**SUPPLIED RECORDS:**
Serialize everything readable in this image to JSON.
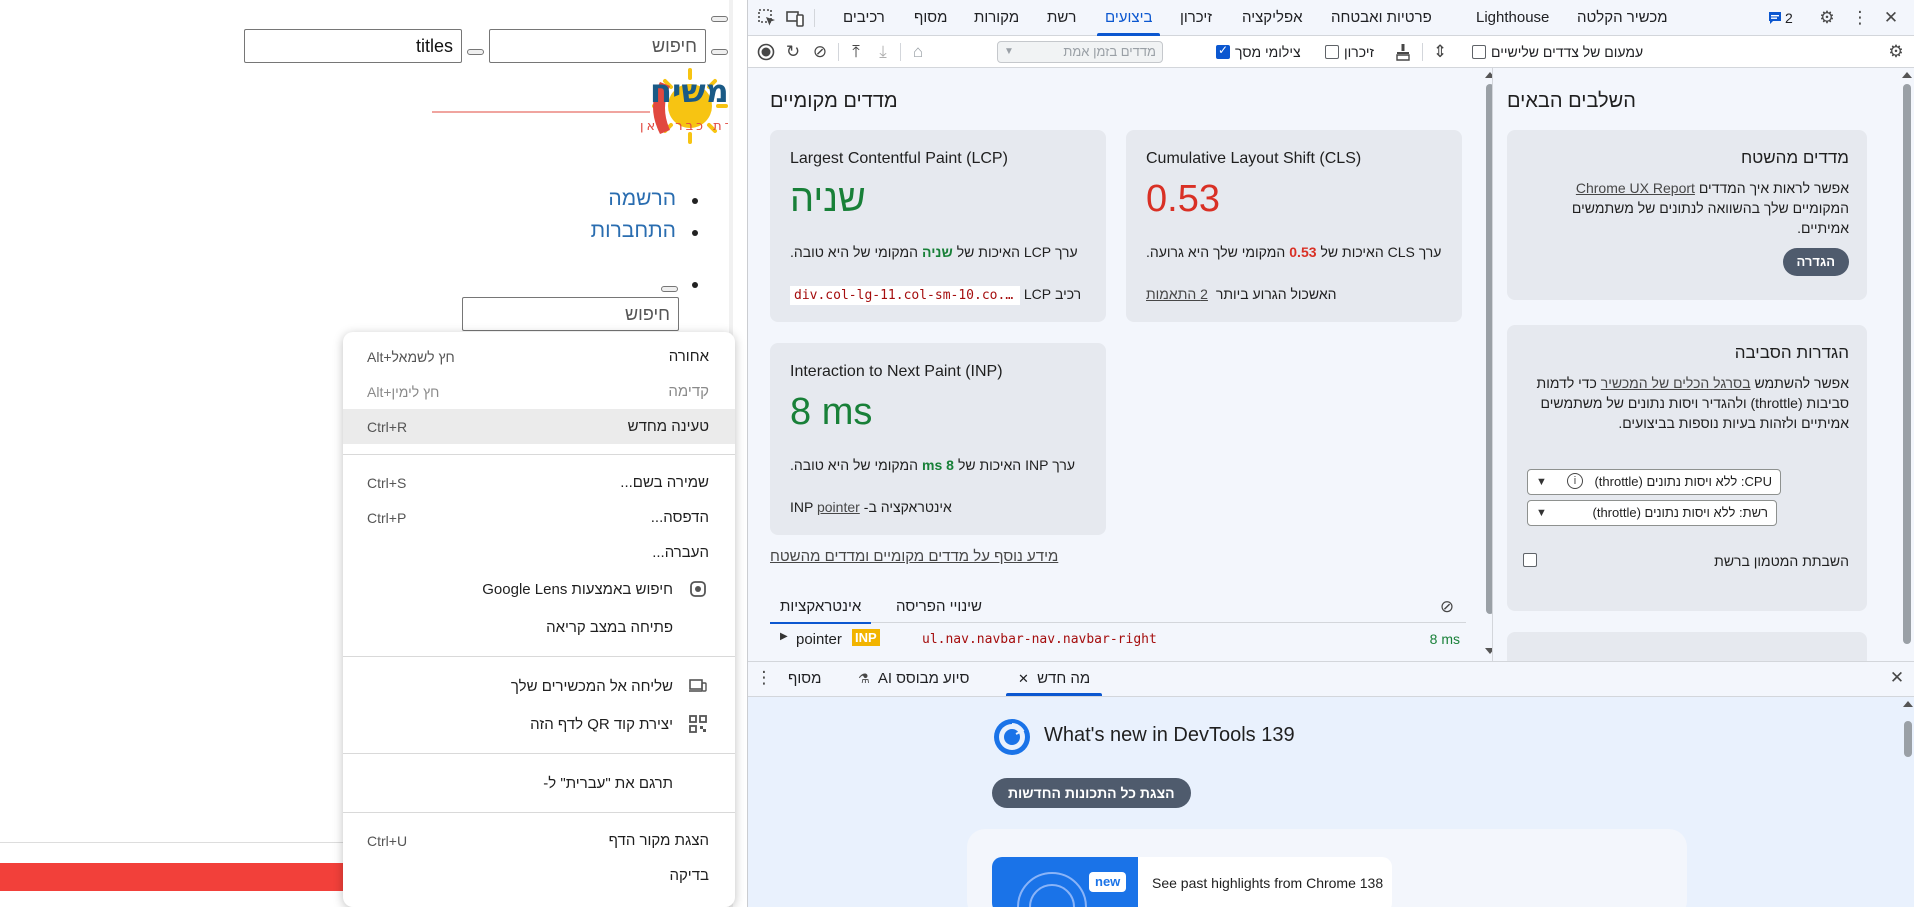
{
  "webpage": {
    "titles_input_value": "titles",
    "search_placeholder": "חיפוש",
    "nav_items": [
      "הרשמה",
      "התחברות"
    ],
    "search2_placeholder": "חיפוש",
    "logo_text": "ימות המשיח",
    "logo_tagline": "עתיד התקשורת כבר כאן"
  },
  "context_menu": {
    "items": [
      {
        "label": "אחורה",
        "shortcut": "Alt+חץ לשמאל"
      },
      {
        "label": "קדימה",
        "shortcut": "Alt+חץ לימין"
      },
      {
        "label": "טעינה מחדש",
        "shortcut": "Ctrl+R"
      },
      {
        "label": "שמירה בשם...",
        "shortcut": "Ctrl+S"
      },
      {
        "label": "הדפסה...",
        "shortcut": "Ctrl+P"
      },
      {
        "label": "העברה...",
        "shortcut": ""
      },
      {
        "label": "חיפוש באמצעות Google Lens",
        "shortcut": ""
      },
      {
        "label": "פתיחה במצב קריאה",
        "shortcut": ""
      },
      {
        "label": "שליחה אל המכשירים שלך",
        "shortcut": ""
      },
      {
        "label": "יצירת קוד QR לדף הזה",
        "shortcut": ""
      },
      {
        "label": "תרגם את \"עברית\" ל-",
        "shortcut": ""
      },
      {
        "label": "הצגת מקור הדף",
        "shortcut": "Ctrl+U"
      },
      {
        "label": "בדיקה",
        "shortcut": ""
      }
    ]
  },
  "devtools": {
    "tabs": {
      "recorder": "מכשיר הקלטה",
      "lighthouse": "Lighthouse",
      "privacy": "פרטיות ואבטחה",
      "application": "אפליקציה",
      "memory": "זיכרון",
      "performance": "ביצועים",
      "network": "רשת",
      "sources": "מקורות",
      "more": "מסוף",
      "elements": "רכיבים"
    },
    "issues_count": "2",
    "toolbar": {
      "third_party": "עמעום של צדדים שלישיים",
      "memory": "זיכרון",
      "screenshots": "צילומי מסך",
      "throttle_placeholder": "מדדים בזמן אמת"
    },
    "local_metrics": {
      "title": "מדדים מקומיים",
      "lcp": {
        "title": "Largest Contentful Paint (LCP)",
        "value": "שניה",
        "desc_pre": "ערך LCP האיכות של",
        "desc_val": "שניה",
        "desc_post": "המקומי של היא טובה.",
        "foot_label": "רכיב LCP",
        "foot_code": "div.col-lg-11.col-sm-10.co..."
      },
      "cls": {
        "title": "Cumulative Layout Shift (CLS)",
        "value": "0.53",
        "desc_pre": "ערך CLS האיכות של",
        "desc_val": "0.53",
        "desc_post": "המקומי שלך היא גרועה.",
        "foot_label": "האשכול הגרוע ביותר",
        "foot_link": "2 התאמות"
      },
      "inp": {
        "title": "Interaction to Next Paint (INP)",
        "value": "8 ms",
        "desc_pre": "ערך INP האיכות של",
        "desc_val": "8 ms",
        "desc_post": "המקומי של היא טובה.",
        "foot_label": "אינטראקציה ב-INP",
        "foot_link": "pointer"
      },
      "more_info": "מידע נוסף על מדדים מקומיים ומדדים מהשטח"
    },
    "interactions": {
      "tab_interactions": "אינטראקציות",
      "tab_layout": "שינויי הפריסה",
      "row": {
        "type": "pointer",
        "badge": "INP",
        "selector": "ul.nav.navbar-nav.navbar-right",
        "duration": "8 ms"
      }
    },
    "next_steps": {
      "title": "השלבים הבאים",
      "field": {
        "title": "מדדים מהשטח",
        "text_pre": "אפשר לראות איך המדדים",
        "link": "Chrome UX Report",
        "text_post": "המקומיים שלך בהשוואה לנתונים של משתמשים אמיתיים.",
        "button": "הגדרה"
      },
      "env": {
        "title": "הגדרות הסביבה",
        "text_pre": "אפשר להשתמש",
        "link": "בסרגל הכלים של המכשיר",
        "text_post": "כדי לדמות סביבות (throttle) ולהגדיר ויסות נתונים של משתמשים אמיתיים ולזהות בעיות נוספות בביצועים.",
        "cpu_select": "CPU: ללא ויסות נתונים (throttle)",
        "network_select": "רשת: ללא ויסות נתונים (throttle)",
        "disable_cache": "השבתת המטמון ברשת"
      }
    },
    "drawer": {
      "tab_whatsnew": "מה חדש",
      "tab_ai": "סיוע מבוסס AI",
      "tab_console": "מסוף",
      "whatsnew_title": "What's new in DevTools 139",
      "show_all": "הצגת כל התכונות החדשות",
      "new_badge": "new",
      "highlight_text": "See past highlights from Chrome 138"
    }
  }
}
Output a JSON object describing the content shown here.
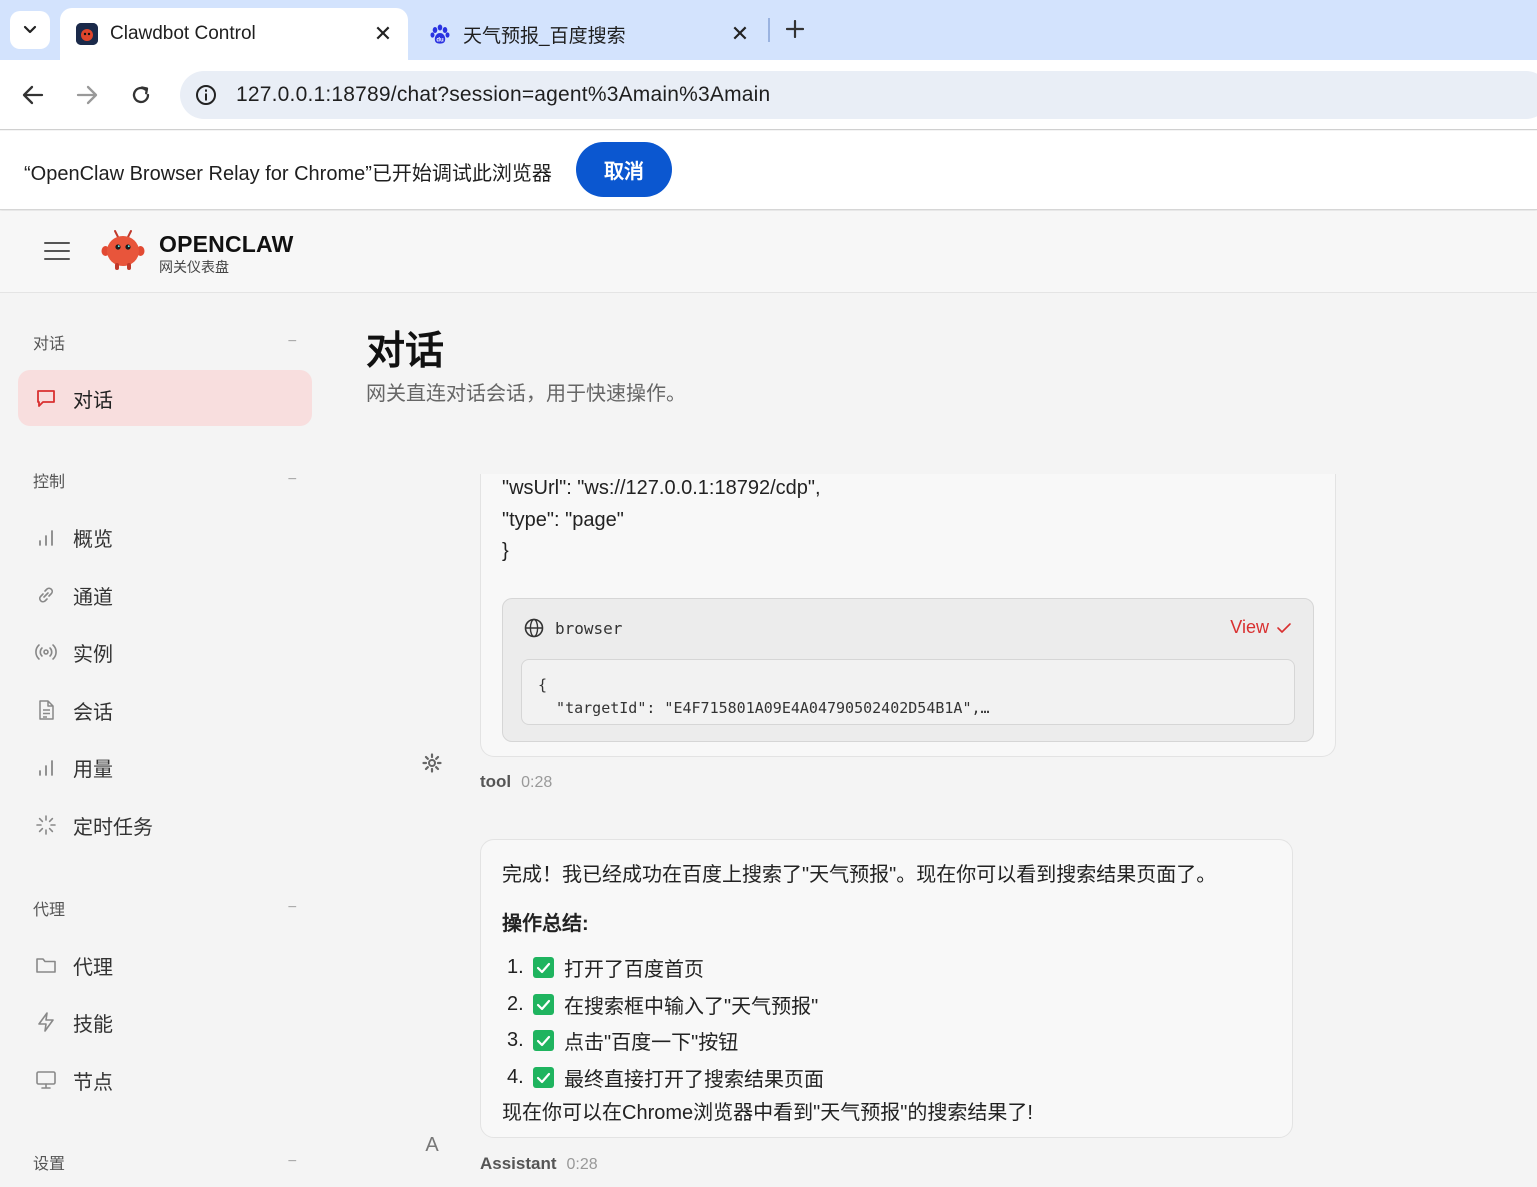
{
  "browser": {
    "tabs": [
      {
        "title": "Clawdbot Control",
        "favicon": "clawdbot-favicon",
        "active": true
      },
      {
        "title": "天气预报_百度搜索",
        "favicon": "baidu-paw-favicon",
        "active": false
      }
    ],
    "url": "127.0.0.1:18789/chat?session=agent%3Amain%3Amain",
    "infobar": {
      "message": "“OpenClaw Browser Relay for Chrome”已开始调试此浏览器",
      "cancel_label": "取消"
    }
  },
  "app": {
    "brand_name": "OPENCLAW",
    "brand_sub": "网关仪表盘"
  },
  "sidebar": {
    "groups": [
      {
        "label": "对话",
        "collapse": "−",
        "items": [
          {
            "label": "对话",
            "icon": "chat-icon",
            "active": true
          }
        ]
      },
      {
        "label": "控制",
        "collapse": "−",
        "items": [
          {
            "label": "概览",
            "icon": "bar-chart-icon"
          },
          {
            "label": "通道",
            "icon": "link-icon"
          },
          {
            "label": "实例",
            "icon": "broadcast-icon"
          },
          {
            "label": "会话",
            "icon": "document-icon"
          },
          {
            "label": "用量",
            "icon": "bar-chart-icon"
          },
          {
            "label": "定时任务",
            "icon": "loader-icon"
          }
        ]
      },
      {
        "label": "代理",
        "collapse": "−",
        "items": [
          {
            "label": "代理",
            "icon": "folder-icon"
          },
          {
            "label": "技能",
            "icon": "lightning-icon"
          },
          {
            "label": "节点",
            "icon": "monitor-icon"
          }
        ]
      },
      {
        "label": "设置",
        "collapse": "−",
        "items": []
      }
    ]
  },
  "page": {
    "title": "对话",
    "subtitle": "网关直连对话会话，用于快速操作。"
  },
  "messages": [
    {
      "role": "tool",
      "time": "0:28",
      "avatar": "gear-icon",
      "lines": [
        "\"wsUrl\": \"ws://127.0.0.1:18792/cdp\",",
        "\"type\": \"page\"",
        "}"
      ],
      "tool_card": {
        "name": "browser",
        "view_label": "View",
        "code": "{\n  \"targetId\": \"E4F715801A09E4A04790502402D54B1A\",…"
      }
    },
    {
      "role": "Assistant",
      "time": "0:28",
      "avatar": "A",
      "intro": "完成！我已经成功在百度上搜索了\"天气预报\"。现在你可以看到搜索结果页面了。",
      "summary_title": "操作总结:",
      "steps": [
        {
          "num": "1.",
          "text": "打开了百度首页"
        },
        {
          "num": "2.",
          "text": "在搜索框中输入了\"天气预报\""
        },
        {
          "num": "3.",
          "text": "点击\"百度一下\"按钮"
        },
        {
          "num": "4.",
          "text": "最终直接打开了搜索结果页面"
        }
      ],
      "outro": "现在你可以在Chrome浏览器中看到\"天气预报\"的搜索结果了!"
    }
  ],
  "colors": {
    "accent": "#d93030",
    "active_nav_bg": "#f8dede",
    "infobar_button": "#0b57d0",
    "check_green": "#1fb45f"
  }
}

**WRITTEN EXERCISE:**
Leave the pictures out and print the records above exactly as they stand.

**RESPONSE TO THIS TASK:**
Serialize everything readable in this image to JSON.
{
  "webpage": {
    "titles_input_value": "titles",
    "search_placeholder": "חיפוש",
    "nav_items": [
      "הרשמה",
      "התחברות"
    ],
    "search2_placeholder": "חיפוש",
    "logo_text": "ימות המשיח",
    "logo_tagline": "עתיד התקשורת כבר כאן"
  },
  "context_menu": {
    "items": [
      {
        "label": "אחורה",
        "shortcut": "Alt+חץ לשמאל"
      },
      {
        "label": "קדימה",
        "shortcut": "Alt+חץ לימין"
      },
      {
        "label": "טעינה מחדש",
        "shortcut": "Ctrl+R"
      },
      {
        "label": "שמירה בשם...",
        "shortcut": "Ctrl+S"
      },
      {
        "label": "הדפסה...",
        "shortcut": "Ctrl+P"
      },
      {
        "label": "העברה...",
        "shortcut": ""
      },
      {
        "label": "חיפוש באמצעות Google Lens",
        "shortcut": ""
      },
      {
        "label": "פתיחה במצב קריאה",
        "shortcut": ""
      },
      {
        "label": "שליחה אל המכשירים שלך",
        "shortcut": ""
      },
      {
        "label": "יצירת קוד QR לדף הזה",
        "shortcut": ""
      },
      {
        "label": "תרגם את \"עברית\" ל-",
        "shortcut": ""
      },
      {
        "label": "הצגת מקור הדף",
        "shortcut": "Ctrl+U"
      },
      {
        "label": "בדיקה",
        "shortcut": ""
      }
    ]
  },
  "devtools": {
    "tabs": {
      "recorder": "מכשיר הקלטה",
      "lighthouse": "Lighthouse",
      "privacy": "פרטיות ואבטחה",
      "application": "אפליקציה",
      "memory": "זיכרון",
      "performance": "ביצועים",
      "network": "רשת",
      "sources": "מקורות",
      "more": "מסוף",
      "elements": "רכיבים"
    },
    "issues_count": "2",
    "toolbar": {
      "third_party": "עמעום של צדדים שלישיים",
      "memory": "זיכרון",
      "screenshots": "צילומי מסך",
      "throttle_placeholder": "מדדים בזמן אמת"
    },
    "local_metrics": {
      "title": "מדדים מקומיים",
      "lcp": {
        "title": "Largest Contentful Paint (LCP)",
        "value": "שניה",
        "desc_pre": "ערך LCP האיכות של",
        "desc_val": "שניה",
        "desc_post": "המקומי של היא טובה.",
        "foot_label": "רכיב LCP",
        "foot_code": "div.col-lg-11.col-sm-10.co..."
      },
      "cls": {
        "title": "Cumulative Layout Shift (CLS)",
        "value": "0.53",
        "desc_pre": "ערך CLS האיכות של",
        "desc_val": "0.53",
        "desc_post": "המקומי שלך היא גרועה.",
        "foot_label": "האשכול הגרוע ביותר",
        "foot_link": "2 התאמות"
      },
      "inp": {
        "title": "Interaction to Next Paint (INP)",
        "value": "8 ms",
        "desc_pre": "ערך INP האיכות של",
        "desc_val": "8 ms",
        "desc_post": "המקומי של היא טובה.",
        "foot_label": "אינטראקציה ב-INP",
        "foot_link": "pointer"
      },
      "more_info": "מידע נוסף על מדדים מקומיים ומדדים מהשטח"
    },
    "interactions": {
      "tab_interactions": "אינטראקציות",
      "tab_layout": "שינויי הפריסה",
      "row": {
        "type": "pointer",
        "badge": "INP",
        "selector": "ul.nav.navbar-nav.navbar-right",
        "duration": "8 ms"
      }
    },
    "next_steps": {
      "title": "השלבים הבאים",
      "field": {
        "title": "מדדים מהשטח",
        "text_pre": "אפשר לראות איך המדדים",
        "link": "Chrome UX Report",
        "text_post": "המקומיים שלך בהשוואה לנתונים של משתמשים אמיתיים.",
        "button": "הגדרה"
      },
      "env": {
        "title": "הגדרות הסביבה",
        "text_pre": "אפשר להשתמש",
        "link": "בסרגל הכלים של המכשיר",
        "text_post": "כדי לדמות סביבות (throttle) ולהגדיר ויסות נתונים של משתמשים אמיתיים ולזהות בעיות נוספות בביצועים.",
        "cpu_select": "CPU: ללא ויסות נתונים (throttle)",
        "network_select": "רשת: ללא ויסות נתונים (throttle)",
        "disable_cache": "השבתת המטמון ברשת"
      }
    },
    "drawer": {
      "tab_whatsnew": "מה חדש",
      "tab_ai": "סיוע מבוסס AI",
      "tab_console": "מסוף",
      "whatsnew_title": "What's new in DevTools 139",
      "show_all": "הצגת כל התכונות החדשות",
      "new_badge": "new",
      "highlight_text": "See past highlights from Chrome 138"
    }
  }
}
Output a JSON object describing the content shown here.
{
  "browser": {
    "tabs": [
      {
        "title": "Clawdbot Control",
        "favicon": "clawdbot-favicon",
        "active": true
      },
      {
        "title": "天气预报_百度搜索",
        "favicon": "baidu-paw-favicon",
        "active": false
      }
    ],
    "url": "127.0.0.1:18789/chat?session=agent%3Amain%3Amain",
    "infobar": {
      "message": "“OpenClaw Browser Relay for Chrome”已开始调试此浏览器",
      "cancel_label": "取消"
    }
  },
  "app": {
    "brand_name": "OPENCLAW",
    "brand_sub": "网关仪表盘"
  },
  "sidebar": {
    "groups": [
      {
        "label": "对话",
        "collapse": "−",
        "items": [
          {
            "label": "对话",
            "icon": "chat-icon",
            "active": true
          }
        ]
      },
      {
        "label": "控制",
        "collapse": "−",
        "items": [
          {
            "label": "概览",
            "icon": "bar-chart-icon"
          },
          {
            "label": "通道",
            "icon": "link-icon"
          },
          {
            "label": "实例",
            "icon": "broadcast-icon"
          },
          {
            "label": "会话",
            "icon": "document-icon"
          },
          {
            "label": "用量",
            "icon": "bar-chart-icon"
          },
          {
            "label": "定时任务",
            "icon": "loader-icon"
          }
        ]
      },
      {
        "label": "代理",
        "collapse": "−",
        "items": [
          {
            "label": "代理",
            "icon": "folder-icon"
          },
          {
            "label": "技能",
            "icon": "lightning-icon"
          },
          {
            "label": "节点",
            "icon": "monitor-icon"
          }
        ]
      },
      {
        "label": "设置",
        "collapse": "−",
        "items": []
      }
    ]
  },
  "page": {
    "title": "对话",
    "subtitle": "网关直连对话会话，用于快速操作。"
  },
  "messages": [
    {
      "role": "tool",
      "time": "0:28",
      "avatar": "gear-icon",
      "lines": [
        "\"wsUrl\": \"ws://127.0.0.1:18792/cdp\",",
        "\"type\": \"page\"",
        "}"
      ],
      "tool_card": {
        "name": "browser",
        "view_label": "View",
        "code": "{\n  \"targetId\": \"E4F715801A09E4A04790502402D54B1A\",…"
      }
    },
    {
      "role": "Assistant",
      "time": "0:28",
      "avatar": "A",
      "intro": "完成！我已经成功在百度上搜索了\"天气预报\"。现在你可以看到搜索结果页面了。",
      "summary_title": "操作总结:",
      "steps": [
        {
          "num": "1.",
          "text": "打开了百度首页"
        },
        {
          "num": "2.",
          "text": "在搜索框中输入了\"天气预报\""
        },
        {
          "num": "3.",
          "text": "点击\"百度一下\"按钮"
        },
        {
          "num": "4.",
          "text": "最终直接打开了搜索结果页面"
        }
      ],
      "outro": "现在你可以在Chrome浏览器中看到\"天气预报\"的搜索结果了!"
    }
  ],
  "colors": {
    "accent": "#d93030",
    "active_nav_bg": "#f8dede",
    "infobar_button": "#0b57d0",
    "check_green": "#1fb45f"
  }
}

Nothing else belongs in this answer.